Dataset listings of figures
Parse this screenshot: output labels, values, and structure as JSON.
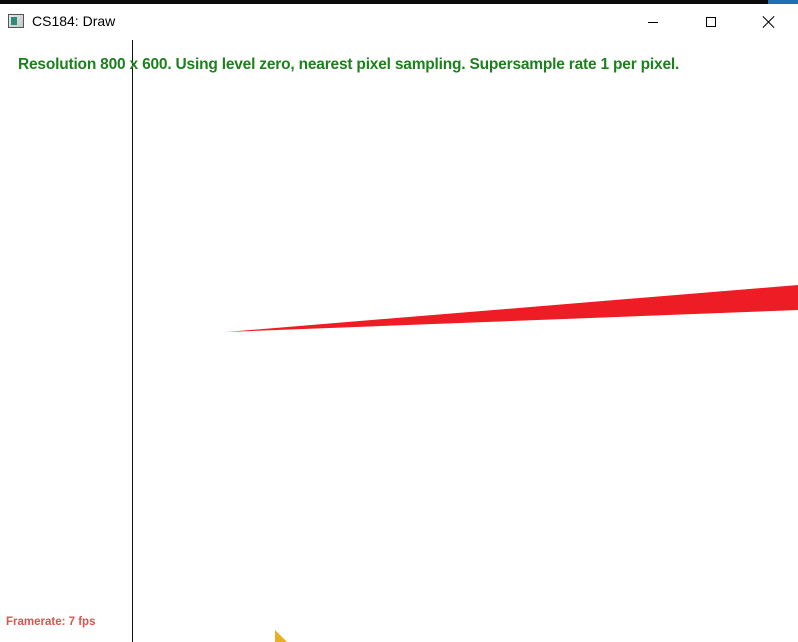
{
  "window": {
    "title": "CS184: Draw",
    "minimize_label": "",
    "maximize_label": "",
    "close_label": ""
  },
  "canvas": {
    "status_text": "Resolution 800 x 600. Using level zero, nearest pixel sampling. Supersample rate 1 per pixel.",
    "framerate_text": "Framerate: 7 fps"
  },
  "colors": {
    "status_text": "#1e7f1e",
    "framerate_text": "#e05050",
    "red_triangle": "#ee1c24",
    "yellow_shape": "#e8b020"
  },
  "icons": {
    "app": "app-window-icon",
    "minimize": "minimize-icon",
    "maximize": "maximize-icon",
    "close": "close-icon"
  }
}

...

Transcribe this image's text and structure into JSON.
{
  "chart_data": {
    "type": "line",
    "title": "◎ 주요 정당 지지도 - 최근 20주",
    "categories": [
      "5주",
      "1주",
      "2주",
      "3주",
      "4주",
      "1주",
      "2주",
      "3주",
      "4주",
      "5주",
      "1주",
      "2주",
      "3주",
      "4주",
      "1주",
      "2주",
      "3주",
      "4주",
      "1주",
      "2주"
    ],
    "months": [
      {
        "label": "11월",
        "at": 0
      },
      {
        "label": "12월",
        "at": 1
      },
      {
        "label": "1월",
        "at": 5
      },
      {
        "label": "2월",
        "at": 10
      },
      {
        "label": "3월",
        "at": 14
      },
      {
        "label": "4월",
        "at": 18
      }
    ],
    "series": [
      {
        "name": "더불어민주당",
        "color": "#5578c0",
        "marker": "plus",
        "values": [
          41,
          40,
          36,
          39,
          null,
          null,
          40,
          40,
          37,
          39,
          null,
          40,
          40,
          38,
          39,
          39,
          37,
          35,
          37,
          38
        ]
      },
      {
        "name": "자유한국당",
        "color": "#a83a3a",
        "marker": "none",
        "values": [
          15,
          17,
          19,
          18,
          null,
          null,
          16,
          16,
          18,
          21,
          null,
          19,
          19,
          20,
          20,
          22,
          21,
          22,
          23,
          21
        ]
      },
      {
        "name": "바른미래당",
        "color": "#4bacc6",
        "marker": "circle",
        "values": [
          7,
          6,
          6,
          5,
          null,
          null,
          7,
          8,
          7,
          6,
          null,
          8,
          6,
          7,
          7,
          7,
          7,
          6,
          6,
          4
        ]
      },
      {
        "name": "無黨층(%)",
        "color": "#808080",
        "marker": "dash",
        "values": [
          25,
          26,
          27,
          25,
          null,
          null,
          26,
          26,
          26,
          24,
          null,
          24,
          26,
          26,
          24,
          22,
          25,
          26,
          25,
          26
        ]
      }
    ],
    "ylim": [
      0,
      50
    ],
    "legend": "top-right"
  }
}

→ AIM OF THE EXERCISE
Scan the material above for the string "this" and report each line where you find it.

→ TASK ANSWER
Parse this screenshot: output labels, values, and structure as JSON.
Transcribe this image's text and structure into JSON.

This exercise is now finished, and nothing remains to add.